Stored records
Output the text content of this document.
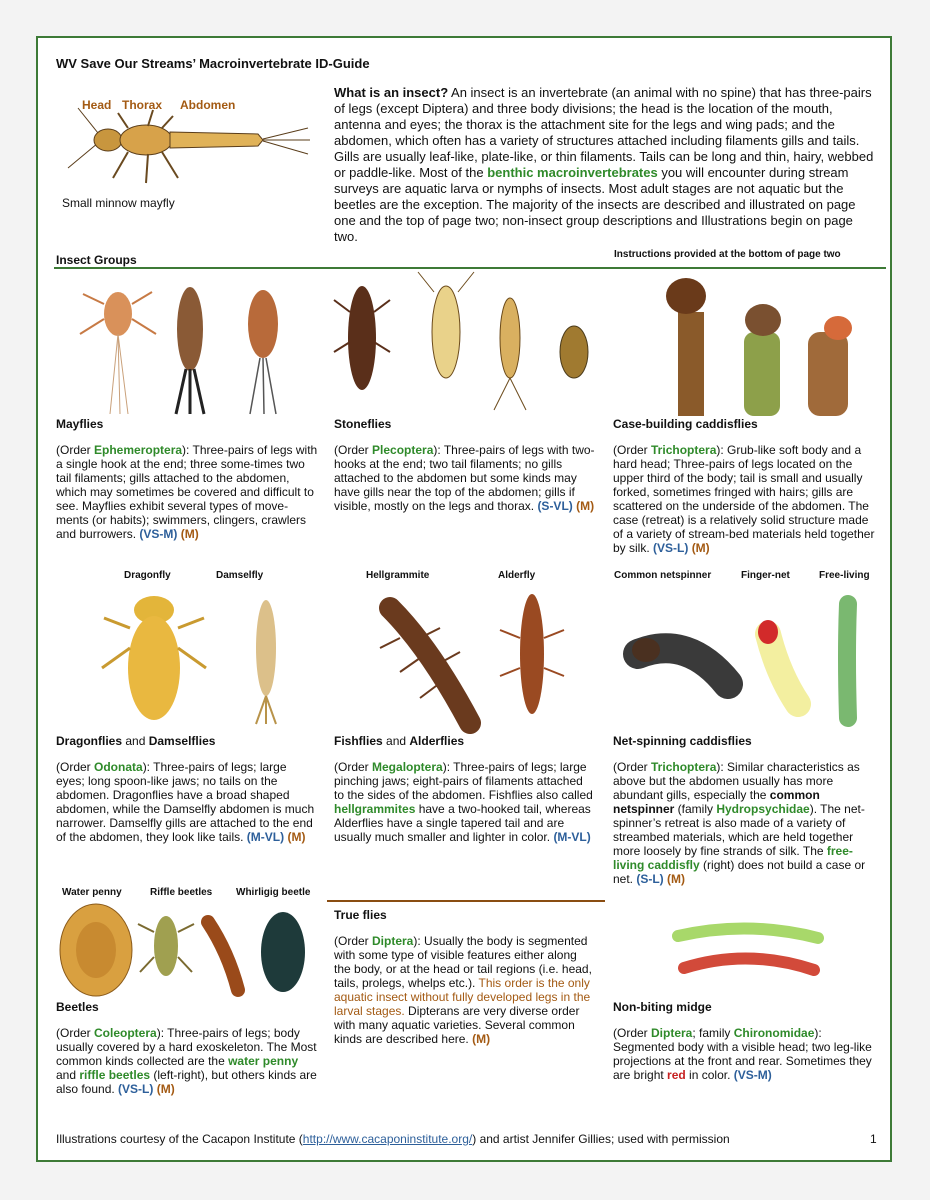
WV Save Our Streams’ Macroinvertebrate ID-Guide
Head Thorax Abdomen
Small minnow mayfly
What is an insect? An insect is an invertebrate (an animal with no spine) that has three-pairs of legs (except Diptera) and three body divisions; the head is the location of the mouth, antenna and eyes; the thorax is the attachment site for the legs and wing pads; and the abdomen, which often has a variety of structures attached including filaments gills and tails. Gills are usually leaf-like, plate-like, or thin filaments. Tails can be long and thin, hairy, webbed or paddle-like. Most of the benthic macroinvertebrates you will encounter during stream surveys are aquatic larva or nymphs of insects. Most adult stages are not aquatic but the beetles are the exception. The majority of the insects are described and illustrated on page one and the top of page two; non-insect group descriptions and Illustrations begin on page two.
Instructions provided at the bottom of page two
Insect Groups
Mayflies
(Order Ephemeroptera): Three-pairs of legs with a single hook at the end; three some-times two tail filaments; gills attached to the abdomen, which may sometimes be covered and difficult to see. Mayflies exhibit several types of move-ments (or habits); swimmers, clingers, crawlers and burrowers. (VS-M) (M)
Stoneflies
(Order Plecoptera): Three-pairs of legs with two-hooks at the end; two tail filaments; no gills attached to the abdomen but some kinds may have gills near the top of the abdomen; gills if visible, mostly on the legs and thorax. (S-VL) (M)
Case-building caddisflies
(Order Trichoptera): Grub-like soft body and a hard head; Three-pairs of legs located on the upper third of the body; tail is small and usually forked, sometimes fringed with hairs; gills are scattered on the underside of the abdomen. The case (retreat) is a relatively solid structure made of a variety of stream-bed materials held together by silk. (VS-L) (M)
Dragonfly	Damselfly	Hellgrammite	Alderfly	Common netspinner	Finger-net	Free-living
Dragonflies and Damselflies
(Order Odonata): Three-pairs of legs; large eyes; long spoon-like jaws; no tails on the abdomen. Dragonflies have a broad shaped abdomen, while the Damselfly abdomen is much narrower. Damselfly gills are attached to the end of the abdomen, they look like tails. (M-VL) (M)
Fishflies and Alderflies
(Order Megaloptera): Three-pairs of legs; large pinching jaws; eight-pairs of filaments attached to the sides of the abdomen. Fishflies also called hellgrammites have a two-hooked tail, whereas Alderflies have a single tapered tail and are usually much smaller and lighter in color. (M-VL)
Net-spinning caddisflies
(Order Trichoptera): Similar characteristics as above but the abdomen usually has more abundant gills, especially the common netspinner (family Hydropsychidae). The net-spinner’s retreat is also made of a variety of streambed materials, which are held together more loosely by fine strands of silk. The free-living caddisfly (right) does not build a case or net. (S-L) (M)
Water penny	Riffle beetles Whirligig beetle
Beetles
(Order Coleoptera): Three-pairs of legs; body usually covered by a hard exoskeleton. The Most common kinds collected are the water penny and riffle beetles (left-right), but others kinds are also found. (VS-L) (M)
True flies
(Order Diptera): Usually the body is segmented with some type of visible features either along the body, or at the head or tail regions (i.e. head, tails, prolegs, whelps etc.). This order is the only aquatic insect without fully developed legs in the larval stages. Dipterans are very diverse order with many aquatic varieties. Several common kinds are described here. (M)
Non-biting midge
(Order Diptera; family Chironomidae): Segmented body with a visible head; two leg-like projections at the front and rear. Sometimes they are bright red in color. (VS-M)
Illustrations courtesy of the Cacapon Institute (http://www.cacaponinstitute.org/) and artist Jennifer Gillies; used with permission	1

* TO DO
Copy every entry exactly as written. Pictures are excluded.

* THE REPLY
Output the text content of this document.
WV Save Our Streams’ Macroinvertebrate ID-Guide
Head Thorax Abdomen
Small minnow mayfly
What is an insect? An insect is an invertebrate (an animal with no spine) that has three-pairs of legs (except Diptera) and three body divisions; the head is the location of the mouth, antenna and eyes; the thorax is the attachment site for the legs and wing pads; and the abdomen, which often has a variety of structures attached including filaments gills and tails. Gills are usually leaf-like, plate-like, or thin filaments. Tails can be long and thin, hairy, webbed or paddle-like. Most of the benthic macroinvertebrates you will encounter during stream surveys are aquatic larva or nymphs of insects. Most adult stages are not aquatic but the beetles are the exception. The majority of the insects are described and illustrated on page one and the top of page two; non-insect group descriptions and Illustrations begin on page two.
Instructions provided at the bottom of page two
Insect Groups
Mayflies
(Order Ephemeroptera): Three-pairs of legs with a single hook at the end; three some-times two tail filaments; gills attached to the abdomen, which may sometimes be covered and difficult to see. Mayflies exhibit several types of move-ments (or habits); swimmers, clingers, crawlers and burrowers. (VS-M) (M)
Stoneflies
(Order Plecoptera): Three-pairs of legs with two-hooks at the end; two tail filaments; no gills attached to the abdomen but some kinds may have gills near the top of the abdomen; gills if visible, mostly on the legs and thorax. (S-VL) (M)
Case-building caddisflies
(Order Trichoptera): Grub-like soft body and a hard head; Three-pairs of legs located on the upper third of the body; tail is small and usually forked, sometimes fringed with hairs; gills are scattered on the underside of the abdomen. The case (retreat) is a relatively solid structure made of a variety of stream-bed materials held together by silk. (VS-L) (M)
Dragonfly	Damselfly	Hellgrammite	Alderfly	Common netspinner	Finger-net	Free-living
Dragonflies and Damselflies
(Order Odonata): Three-pairs of legs; large eyes; long spoon-like jaws; no tails on the abdomen. Dragonflies have a broad shaped abdomen, while the Damselfly abdomen is much narrower. Damselfly gills are attached to the end of the abdomen, they look like tails. (M-VL) (M)
Fishflies and Alderflies
(Order Megaloptera): Three-pairs of legs; large pinching jaws; eight-pairs of filaments attached to the sides of the abdomen. Fishflies also called hellgrammites have a two-hooked tail, whereas Alderflies have a single tapered tail and are usually much smaller and lighter in color. (M-VL)
Net-spinning caddisflies
(Order Trichoptera): Similar characteristics as above but the abdomen usually has more abundant gills, especially the common netspinner (family Hydropsychidae). The net-spinner’s retreat is also made of a variety of streambed materials, which are held together more loosely by fine strands of silk. The free-living caddisfly (right) does not build a case or net. (S-L) (M)
Water penny	Riffle beetles Whirligig beetle
Beetles
(Order Coleoptera): Three-pairs of legs; body usually covered by a hard exoskeleton. The Most common kinds collected are the water penny and riffle beetles (left-right), but others kinds are also found. (VS-L) (M)
True flies
(Order Diptera): Usually the body is segmented with some type of visible features either along the body, or at the head or tail regions (i.e. head, tails, prolegs, whelps etc.). This order is the only aquatic insect without fully developed legs in the larval stages. Dipterans are very diverse order with many aquatic varieties. Several common kinds are described here. (M)
Non-biting midge
(Order Diptera; family Chironomidae): Segmented body with a visible head; two leg-like projections at the front and rear. Sometimes they are bright red in color. (VS-M)
Illustrations courtesy of the Cacapon Institute (http://www.cacaponinstitute.org/) and artist Jennifer Gillies; used with permission	1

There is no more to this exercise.